Copy out the wine blog post about reaching 50 single varietals word for word, in full.

* **GIVEN TEXT**
###
50 Varietals Down, 50 to Go

Wine goals: we've all got 'em, right? Whether it's to travel to great wine regions or to become an expert on a specific varietal, it's fun to set goals and tackle them. I've written about my goals on here before but I'm adding another to the list: try 100 single varietals.

To some of you, 100 might sound impossible. To others, it might be child's play. For me, it's both challenging and attainable, making it a worthy personal goal. So a few weeks ago, I flipped through my Delectable log, old pictures, and my memory to make a list of single varietals that I have tried. Turns out I was already at 48—almost halfway there! Time to cross out #49 and #50!
Dying to know which varietals I've tried? Scroll to the bottom for my full list!

Crossing the Halfway Point

I love trying new varietals so I have a lot of options on hand, including Carignan, Sylvaner, Xinomarvo, and Aglianico. But I decided to save those for another day, opting to pop open Cinsault and Frappato for a few reasons. One, both are fruity reds that are typically found in blends, not single varietals. Two, the bottles I had were organic, which I always appreciate. And three, both cost me less than $20. Check, check, check!

Feudo di Santa Tresa Frappato 2016
Located in Vittoria, Sicily, Feudo di Santa Tresa produces organic wines from typical Sicilian grapes like Frappato, Grillo, and Nero d'Avola. Sicily is one of my favorite wine regions so I was very excited to try this Frappato. Thankfully it did not disappoint!

Did I just meet my new favorite summer red? This juicy Frappato is bursting with bright strawberries, red cherries, red grapes, and electric acidity. There are also hints of cinnamon, white pepper, and sea salt. Definitely serve chilled.

Purchased from wine.com for $14.99.

De Martino Gallardia Cinsault 2014
Cinsault may have originated in France but the De Martino family has found success with it in the cool climate Itata Valley in Chile. Their vines were planted in 1982 just 13 miles from the ocean in quartz and clay soil. (I love when wineries provide details!)
###
* **PROVIDED DATA**
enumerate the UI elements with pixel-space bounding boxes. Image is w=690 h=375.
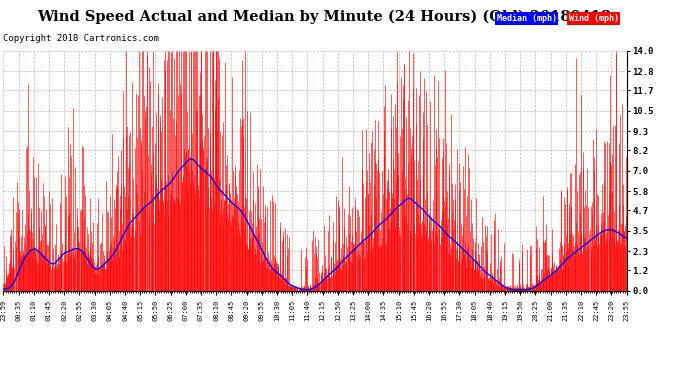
###
* **PROBLEM SOLUTION**
50 Varietals Down, 50 to Go

Wine goals: we've all got 'em, right? Whether it's to travel to great wine regions or to become an expert on a specific varietal, it's fun to set goals and tackle them. I've written about my goals on here before but I'm adding another to the list: try 100 single varietals.

To some of you, 100 might sound impossible. To others, it might be child's play. For me, it's both challenging and attainable, making it a worthy personal goal. So a few weeks ago, I flipped through my Delectable log, old pictures, and my memory to make a list of single varietals that I have tried. Turns out I was already at 48—almost halfway there! Time to cross out #49 and #50!
Dying to know which varietals I've tried? Scroll to the bottom for my full list!

Crossing the Halfway Point

I love trying new varietals so I have a lot of options on hand, including Carignan, Sylvaner, Xinomarvo, and Aglianico. But I decided to save those for another day, opting to pop open Cinsault and Frappato for a few reasons. One, both are fruity reds that are typically found in blends, not single varietals. Two, the bottles I had were organic, which I always appreciate. And three, both cost me less than $20. Check, check, check!

Feudo di Santa Tresa Frappato 2016
Located in Vittoria, Sicily, Feudo di Santa Tresa produces organic wines from typical Sicilian grapes like Frappato, Grillo, and Nero d'Avola. Sicily is one of my favorite wine regions so I was very excited to try this Frappato. Thankfully it did not disappoint!

Did I just meet my new favorite summer red? This juicy Frappato is bursting with bright strawberries, red cherries, red grapes, and electric acidity. There are also hints of cinnamon, white pepper, and sea salt. Definitely serve chilled.

Purchased from wine.com for $14.99.

De Martino Gallardia Cinsault 2014
Cinsault may have originated in France but the De Martino family has found success with it in the cool climate Itata Valley in Chile. Their vines were planted in 1982 just 13 miles from the ocean in quartz and clay soil. (I love when wineries provide details!)